TASK BRIEF. Extract each line from the entries below that has the string "ought" in it.

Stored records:

-- start --

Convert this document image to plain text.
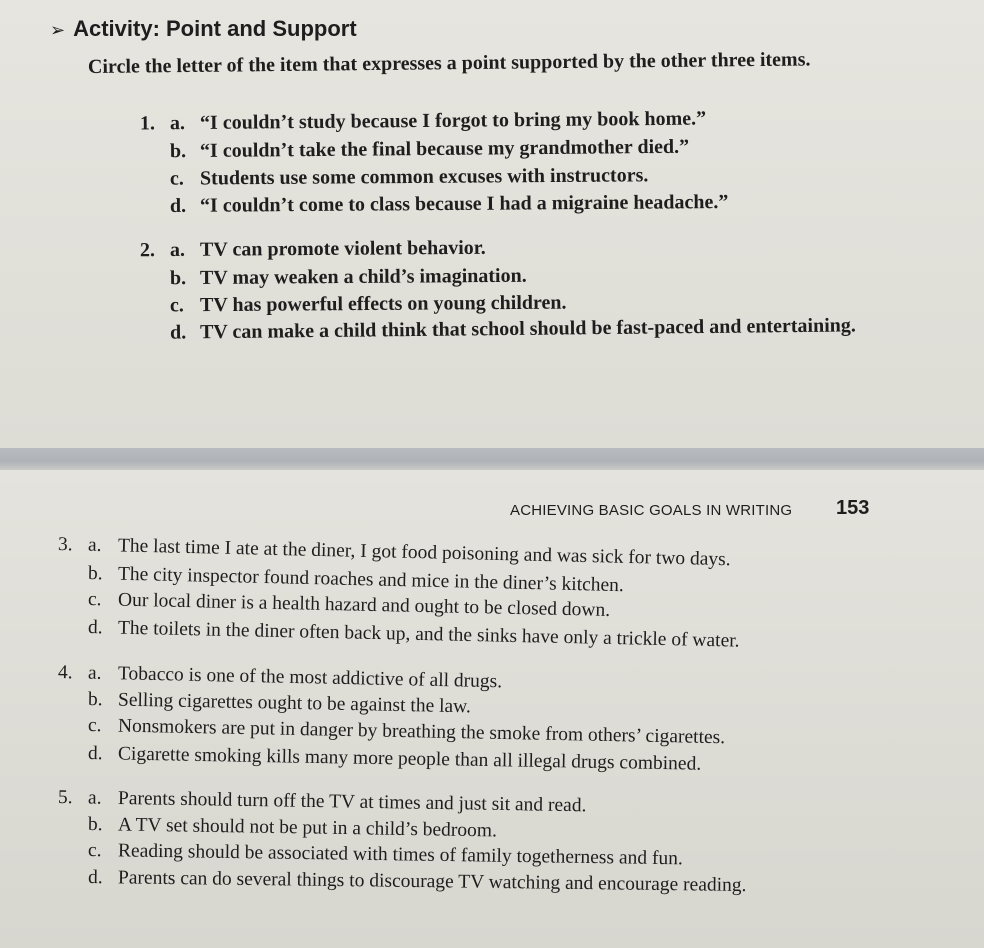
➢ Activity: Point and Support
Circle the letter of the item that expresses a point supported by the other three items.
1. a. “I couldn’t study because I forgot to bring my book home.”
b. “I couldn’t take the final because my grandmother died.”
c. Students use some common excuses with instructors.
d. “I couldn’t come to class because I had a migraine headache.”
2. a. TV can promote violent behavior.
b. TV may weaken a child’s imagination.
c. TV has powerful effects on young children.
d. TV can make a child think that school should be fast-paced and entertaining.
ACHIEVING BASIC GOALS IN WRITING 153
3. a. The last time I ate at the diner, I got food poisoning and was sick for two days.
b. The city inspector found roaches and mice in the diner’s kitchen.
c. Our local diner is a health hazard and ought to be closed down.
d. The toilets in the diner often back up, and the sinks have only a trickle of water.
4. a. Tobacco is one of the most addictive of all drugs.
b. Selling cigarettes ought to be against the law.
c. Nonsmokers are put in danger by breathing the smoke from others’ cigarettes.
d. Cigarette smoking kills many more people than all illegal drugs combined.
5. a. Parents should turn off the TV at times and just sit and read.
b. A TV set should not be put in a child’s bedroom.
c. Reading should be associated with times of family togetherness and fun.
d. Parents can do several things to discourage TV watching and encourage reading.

-- end --

ANSWER FOR THIS EXERCISE.
c. Our local diner is a health hazard and ought to be closed down.
b. Selling cigarettes ought to be against the law.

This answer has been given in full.